▶ _WHAT THIS TASK INVOLVES_: Search the data for the word "downloads". Reproduce every line where it is found.

──────

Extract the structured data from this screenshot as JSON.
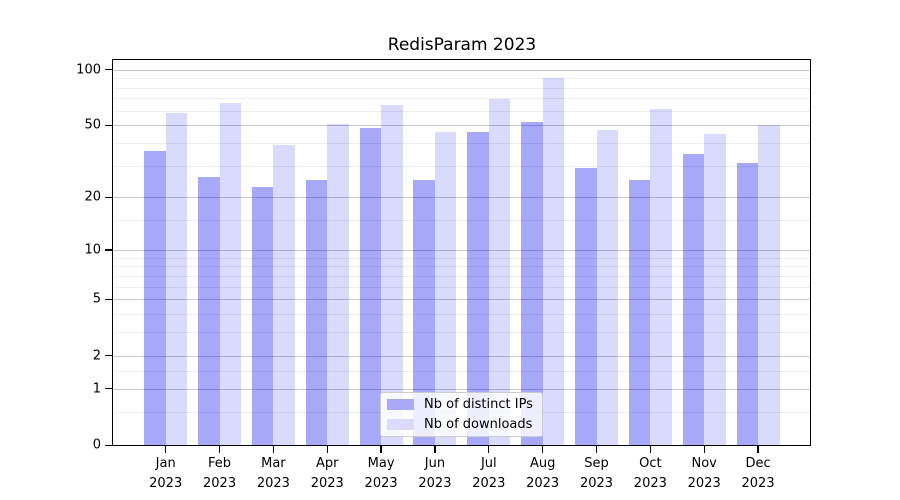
{
  "title": "RedisParam 2023",
  "chart_data": {
    "type": "bar",
    "title": "RedisParam 2023",
    "categories": [
      "Jan 2023",
      "Feb 2023",
      "Mar 2023",
      "Apr 2023",
      "May 2023",
      "Jun 2023",
      "Jul 2023",
      "Aug 2023",
      "Sep 2023",
      "Oct 2023",
      "Nov 2023",
      "Dec 2023"
    ],
    "series": [
      {
        "name": "Nb of distinct IPs",
        "fill": "rgba(0,0,238,0.34)",
        "swatch_color": "#a9a9f8",
        "values": [
          36,
          26,
          23,
          25,
          48,
          25,
          46,
          52,
          29,
          25,
          35,
          31
        ]
      },
      {
        "name": "Nb of downloads",
        "fill": "rgba(0,0,238,0.145)",
        "swatch_color": "#dbdbfb",
        "values": [
          58,
          66,
          39,
          51,
          64,
          46,
          69,
          90,
          47,
          61,
          45,
          50
        ]
      }
    ],
    "xlabel": "",
    "ylabel": "",
    "yscale": "log1p",
    "y_major_ticks": [
      0,
      1,
      2,
      5,
      10,
      20,
      50,
      100
    ],
    "y_minor_ticks": [
      0.5,
      1.5,
      3,
      4,
      6,
      7,
      8,
      9,
      15,
      30,
      40,
      60,
      70,
      80,
      90
    ],
    "ylim": [
      0,
      113
    ],
    "grid": "major+minor horizontal",
    "legend_position": "lower center inside"
  },
  "legend": {
    "items": [
      {
        "label": "Nb of distinct IPs",
        "color": "#a9a9f8"
      },
      {
        "label": "Nb of downloads",
        "color": "#dbdbfb"
      }
    ]
  },
  "colors": {
    "bar_dark": "#a9a9f8",
    "bar_light": "#dbdbfb",
    "grid_major": "#c9c9c9",
    "grid_minor": "#ececec",
    "spine": "#000000",
    "background": "#ffffff"
  }
}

──────

▶ _EXERCISE OUTPUT_:
        "name": "Nb of downloads",
        "label": "Nb of downloads",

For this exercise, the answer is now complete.